◆ **Set task**
Look through the material below and count the lines with the string "Price". Report only the count.

◆ **Data provided**
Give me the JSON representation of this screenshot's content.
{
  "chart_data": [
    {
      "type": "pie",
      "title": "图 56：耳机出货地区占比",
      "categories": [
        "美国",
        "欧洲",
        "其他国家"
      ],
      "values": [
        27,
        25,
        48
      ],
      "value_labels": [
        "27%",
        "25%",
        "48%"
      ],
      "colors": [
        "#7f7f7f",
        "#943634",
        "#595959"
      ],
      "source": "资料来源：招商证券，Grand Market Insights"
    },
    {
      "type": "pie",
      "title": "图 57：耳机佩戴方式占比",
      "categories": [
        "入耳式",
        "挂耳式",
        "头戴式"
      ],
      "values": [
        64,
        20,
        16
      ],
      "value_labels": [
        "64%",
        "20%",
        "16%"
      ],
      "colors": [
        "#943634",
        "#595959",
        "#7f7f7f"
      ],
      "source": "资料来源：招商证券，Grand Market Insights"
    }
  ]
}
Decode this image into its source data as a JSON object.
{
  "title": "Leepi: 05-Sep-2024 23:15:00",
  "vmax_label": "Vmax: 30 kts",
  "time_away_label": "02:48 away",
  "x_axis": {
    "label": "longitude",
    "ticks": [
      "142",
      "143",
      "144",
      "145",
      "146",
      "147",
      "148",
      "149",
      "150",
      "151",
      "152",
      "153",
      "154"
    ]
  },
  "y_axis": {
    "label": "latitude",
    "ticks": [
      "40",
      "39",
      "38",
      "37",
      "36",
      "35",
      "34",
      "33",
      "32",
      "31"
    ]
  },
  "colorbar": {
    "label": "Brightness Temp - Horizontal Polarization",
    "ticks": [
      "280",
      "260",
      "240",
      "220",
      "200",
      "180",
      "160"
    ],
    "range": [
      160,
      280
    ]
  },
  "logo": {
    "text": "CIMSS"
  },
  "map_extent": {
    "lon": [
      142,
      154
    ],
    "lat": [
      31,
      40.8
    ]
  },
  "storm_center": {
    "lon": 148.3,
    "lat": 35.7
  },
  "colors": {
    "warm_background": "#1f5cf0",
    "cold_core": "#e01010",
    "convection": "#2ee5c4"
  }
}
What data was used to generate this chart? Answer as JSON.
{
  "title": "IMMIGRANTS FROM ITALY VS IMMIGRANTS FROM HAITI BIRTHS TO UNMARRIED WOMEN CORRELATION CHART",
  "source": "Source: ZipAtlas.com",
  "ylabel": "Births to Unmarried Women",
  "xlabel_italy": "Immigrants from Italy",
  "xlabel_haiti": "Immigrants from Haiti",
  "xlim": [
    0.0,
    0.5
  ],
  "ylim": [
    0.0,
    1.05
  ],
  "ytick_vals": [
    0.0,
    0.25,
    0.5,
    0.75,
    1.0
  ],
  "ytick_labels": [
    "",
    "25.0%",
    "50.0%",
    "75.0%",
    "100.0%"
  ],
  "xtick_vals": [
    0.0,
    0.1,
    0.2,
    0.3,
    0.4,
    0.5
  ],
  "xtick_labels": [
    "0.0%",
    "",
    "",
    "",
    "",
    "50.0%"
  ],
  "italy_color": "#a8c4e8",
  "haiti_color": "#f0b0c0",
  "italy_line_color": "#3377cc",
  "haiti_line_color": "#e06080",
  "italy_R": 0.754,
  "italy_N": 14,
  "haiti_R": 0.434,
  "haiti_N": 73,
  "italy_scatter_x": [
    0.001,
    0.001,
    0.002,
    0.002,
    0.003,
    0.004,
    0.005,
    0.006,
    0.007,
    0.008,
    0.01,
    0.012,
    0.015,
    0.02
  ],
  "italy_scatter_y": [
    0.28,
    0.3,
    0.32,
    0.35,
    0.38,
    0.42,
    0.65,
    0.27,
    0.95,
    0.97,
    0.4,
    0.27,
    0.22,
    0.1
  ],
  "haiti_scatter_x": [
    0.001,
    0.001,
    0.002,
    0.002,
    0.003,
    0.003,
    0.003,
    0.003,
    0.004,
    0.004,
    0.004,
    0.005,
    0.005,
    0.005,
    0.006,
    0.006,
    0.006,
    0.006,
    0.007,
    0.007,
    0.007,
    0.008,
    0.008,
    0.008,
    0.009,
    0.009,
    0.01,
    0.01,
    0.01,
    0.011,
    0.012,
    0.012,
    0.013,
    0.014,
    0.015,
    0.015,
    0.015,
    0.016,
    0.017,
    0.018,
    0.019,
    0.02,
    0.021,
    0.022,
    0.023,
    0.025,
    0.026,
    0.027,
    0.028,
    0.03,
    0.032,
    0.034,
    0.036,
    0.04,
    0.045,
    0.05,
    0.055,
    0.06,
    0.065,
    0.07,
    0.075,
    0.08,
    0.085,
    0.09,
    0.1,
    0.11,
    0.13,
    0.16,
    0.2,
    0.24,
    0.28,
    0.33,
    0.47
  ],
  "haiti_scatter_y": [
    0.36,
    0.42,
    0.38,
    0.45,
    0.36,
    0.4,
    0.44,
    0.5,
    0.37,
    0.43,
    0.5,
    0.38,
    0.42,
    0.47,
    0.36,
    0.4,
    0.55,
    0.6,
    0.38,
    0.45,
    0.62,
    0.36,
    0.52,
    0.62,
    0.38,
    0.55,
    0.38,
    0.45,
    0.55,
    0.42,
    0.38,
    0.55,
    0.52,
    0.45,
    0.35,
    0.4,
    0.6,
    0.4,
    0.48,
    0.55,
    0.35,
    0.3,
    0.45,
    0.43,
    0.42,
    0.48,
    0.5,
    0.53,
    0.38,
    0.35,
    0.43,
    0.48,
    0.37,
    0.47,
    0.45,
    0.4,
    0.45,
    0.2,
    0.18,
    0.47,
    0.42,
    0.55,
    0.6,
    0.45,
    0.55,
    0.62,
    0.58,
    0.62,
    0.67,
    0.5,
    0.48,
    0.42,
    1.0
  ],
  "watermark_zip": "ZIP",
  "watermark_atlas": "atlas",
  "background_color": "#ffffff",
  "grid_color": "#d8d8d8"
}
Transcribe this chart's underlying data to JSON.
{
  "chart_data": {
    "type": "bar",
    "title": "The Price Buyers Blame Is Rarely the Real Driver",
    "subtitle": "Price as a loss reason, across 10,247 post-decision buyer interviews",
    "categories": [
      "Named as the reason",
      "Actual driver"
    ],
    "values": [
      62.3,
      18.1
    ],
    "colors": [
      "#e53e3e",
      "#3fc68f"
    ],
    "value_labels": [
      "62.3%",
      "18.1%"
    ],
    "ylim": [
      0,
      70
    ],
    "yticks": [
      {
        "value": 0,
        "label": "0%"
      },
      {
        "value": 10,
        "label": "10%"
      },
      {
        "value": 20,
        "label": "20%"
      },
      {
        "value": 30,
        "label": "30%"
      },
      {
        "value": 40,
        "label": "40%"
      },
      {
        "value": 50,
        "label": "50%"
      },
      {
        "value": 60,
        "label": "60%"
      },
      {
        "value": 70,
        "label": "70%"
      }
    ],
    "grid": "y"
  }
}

◆ **Solution for this problem**
2